- GIVEN INSTRUCTION: Transcribe the material verbatim, starting at the line that contains "Give bounding boxes" and stopping after the line that contains "column-select-value: Select column..".

- MATERIAL FOR THE TASK:
+++++

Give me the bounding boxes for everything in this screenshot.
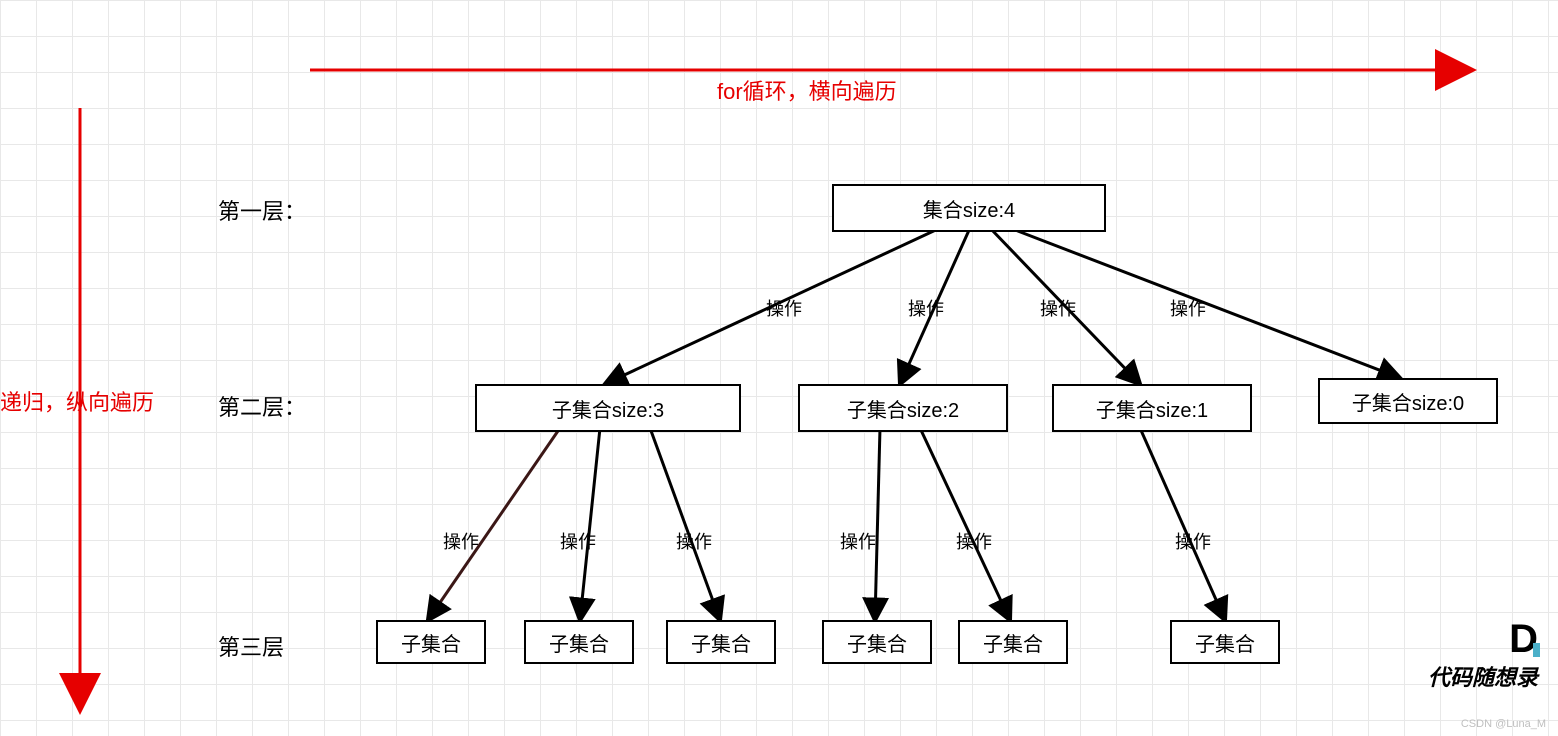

+++++

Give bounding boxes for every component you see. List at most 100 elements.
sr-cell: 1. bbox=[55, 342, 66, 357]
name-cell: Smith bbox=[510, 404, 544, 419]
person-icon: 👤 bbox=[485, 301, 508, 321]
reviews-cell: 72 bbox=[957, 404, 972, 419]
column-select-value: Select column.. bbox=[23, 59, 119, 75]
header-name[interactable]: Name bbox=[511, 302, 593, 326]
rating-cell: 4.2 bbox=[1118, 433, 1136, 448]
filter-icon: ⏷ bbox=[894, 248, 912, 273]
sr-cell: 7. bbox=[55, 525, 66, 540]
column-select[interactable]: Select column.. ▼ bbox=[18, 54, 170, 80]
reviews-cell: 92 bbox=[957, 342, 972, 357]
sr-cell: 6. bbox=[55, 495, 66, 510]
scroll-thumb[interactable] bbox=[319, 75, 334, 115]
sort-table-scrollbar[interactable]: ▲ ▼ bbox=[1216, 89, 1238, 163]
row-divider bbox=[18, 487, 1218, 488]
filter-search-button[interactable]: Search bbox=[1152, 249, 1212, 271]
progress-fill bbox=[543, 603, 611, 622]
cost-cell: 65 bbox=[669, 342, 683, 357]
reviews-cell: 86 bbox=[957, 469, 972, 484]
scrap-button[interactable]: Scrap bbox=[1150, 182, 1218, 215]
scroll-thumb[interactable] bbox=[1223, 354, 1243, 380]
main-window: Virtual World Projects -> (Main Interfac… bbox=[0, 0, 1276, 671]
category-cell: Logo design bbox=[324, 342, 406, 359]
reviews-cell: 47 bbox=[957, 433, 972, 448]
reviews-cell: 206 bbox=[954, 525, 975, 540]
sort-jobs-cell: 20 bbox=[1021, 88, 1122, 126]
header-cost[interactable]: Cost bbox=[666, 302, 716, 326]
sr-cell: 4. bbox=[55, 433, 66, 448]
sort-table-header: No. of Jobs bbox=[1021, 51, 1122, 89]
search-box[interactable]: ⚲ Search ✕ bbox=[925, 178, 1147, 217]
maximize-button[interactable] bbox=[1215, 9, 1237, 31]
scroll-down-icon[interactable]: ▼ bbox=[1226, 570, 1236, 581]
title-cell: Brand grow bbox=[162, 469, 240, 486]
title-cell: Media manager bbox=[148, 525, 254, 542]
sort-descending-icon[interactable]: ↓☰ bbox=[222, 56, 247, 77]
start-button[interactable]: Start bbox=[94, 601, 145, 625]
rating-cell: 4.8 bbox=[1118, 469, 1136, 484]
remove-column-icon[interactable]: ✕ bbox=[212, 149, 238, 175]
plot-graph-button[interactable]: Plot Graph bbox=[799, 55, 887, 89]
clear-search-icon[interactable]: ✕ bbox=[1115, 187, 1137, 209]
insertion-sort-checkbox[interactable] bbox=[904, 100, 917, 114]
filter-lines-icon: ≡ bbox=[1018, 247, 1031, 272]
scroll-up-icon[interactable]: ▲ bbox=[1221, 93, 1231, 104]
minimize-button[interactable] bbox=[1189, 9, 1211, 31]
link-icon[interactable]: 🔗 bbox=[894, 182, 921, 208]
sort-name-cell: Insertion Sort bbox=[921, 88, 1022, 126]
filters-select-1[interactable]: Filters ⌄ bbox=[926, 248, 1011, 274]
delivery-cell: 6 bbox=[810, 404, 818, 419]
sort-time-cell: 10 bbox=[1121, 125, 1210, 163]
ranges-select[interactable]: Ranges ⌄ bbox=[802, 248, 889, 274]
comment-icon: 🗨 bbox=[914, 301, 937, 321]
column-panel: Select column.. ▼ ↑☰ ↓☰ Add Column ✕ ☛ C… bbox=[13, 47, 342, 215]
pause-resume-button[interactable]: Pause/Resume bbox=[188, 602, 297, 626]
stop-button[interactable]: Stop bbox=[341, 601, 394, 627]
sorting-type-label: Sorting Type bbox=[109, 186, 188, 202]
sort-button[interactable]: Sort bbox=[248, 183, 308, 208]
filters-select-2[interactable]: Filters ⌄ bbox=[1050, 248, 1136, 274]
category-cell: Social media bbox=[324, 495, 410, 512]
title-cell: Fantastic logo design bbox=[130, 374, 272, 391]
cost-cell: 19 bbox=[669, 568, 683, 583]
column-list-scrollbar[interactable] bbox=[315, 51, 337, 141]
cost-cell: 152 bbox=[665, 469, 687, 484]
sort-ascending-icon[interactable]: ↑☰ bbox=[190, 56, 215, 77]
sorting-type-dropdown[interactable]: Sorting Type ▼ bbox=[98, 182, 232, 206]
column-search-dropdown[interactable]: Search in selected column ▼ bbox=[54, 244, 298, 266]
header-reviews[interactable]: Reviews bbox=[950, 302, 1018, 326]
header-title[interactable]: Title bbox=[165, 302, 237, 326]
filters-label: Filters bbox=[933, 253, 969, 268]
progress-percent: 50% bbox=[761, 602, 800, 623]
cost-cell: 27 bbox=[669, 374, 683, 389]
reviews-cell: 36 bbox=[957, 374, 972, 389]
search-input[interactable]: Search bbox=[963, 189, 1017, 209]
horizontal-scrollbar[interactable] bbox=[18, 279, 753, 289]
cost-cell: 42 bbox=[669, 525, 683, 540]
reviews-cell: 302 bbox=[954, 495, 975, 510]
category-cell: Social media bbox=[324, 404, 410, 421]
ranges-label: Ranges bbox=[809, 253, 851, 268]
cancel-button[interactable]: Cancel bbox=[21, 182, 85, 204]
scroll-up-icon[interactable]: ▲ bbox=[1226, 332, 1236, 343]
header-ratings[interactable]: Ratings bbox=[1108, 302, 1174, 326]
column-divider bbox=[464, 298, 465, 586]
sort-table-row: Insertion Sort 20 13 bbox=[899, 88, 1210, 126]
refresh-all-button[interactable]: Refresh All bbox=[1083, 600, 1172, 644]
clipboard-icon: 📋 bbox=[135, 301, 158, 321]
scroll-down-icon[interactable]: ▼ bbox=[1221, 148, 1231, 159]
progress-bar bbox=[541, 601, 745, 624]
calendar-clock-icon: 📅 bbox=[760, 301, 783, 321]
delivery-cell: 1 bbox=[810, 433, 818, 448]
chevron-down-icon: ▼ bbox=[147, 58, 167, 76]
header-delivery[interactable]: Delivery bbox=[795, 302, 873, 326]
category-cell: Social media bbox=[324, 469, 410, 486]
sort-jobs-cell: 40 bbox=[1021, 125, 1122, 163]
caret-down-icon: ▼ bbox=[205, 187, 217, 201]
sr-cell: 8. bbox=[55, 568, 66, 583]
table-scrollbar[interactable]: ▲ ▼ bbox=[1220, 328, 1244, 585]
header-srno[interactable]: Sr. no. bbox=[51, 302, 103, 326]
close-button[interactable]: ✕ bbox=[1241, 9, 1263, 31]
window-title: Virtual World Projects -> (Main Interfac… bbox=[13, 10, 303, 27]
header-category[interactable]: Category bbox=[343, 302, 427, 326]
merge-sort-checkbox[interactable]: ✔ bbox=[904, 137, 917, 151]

+++++

- SOLUTION TO THIS TASK:
Give bounding boxes for every component you see. List at most 100 elements.
sr-cell: 1. bbox=[55, 342, 66, 357]
name-cell: Smith bbox=[510, 404, 544, 419]
person-icon: 👤 bbox=[485, 301, 508, 321]
reviews-cell: 72 bbox=[957, 404, 972, 419]
column-select-value: Select column.. bbox=[23, 59, 119, 75]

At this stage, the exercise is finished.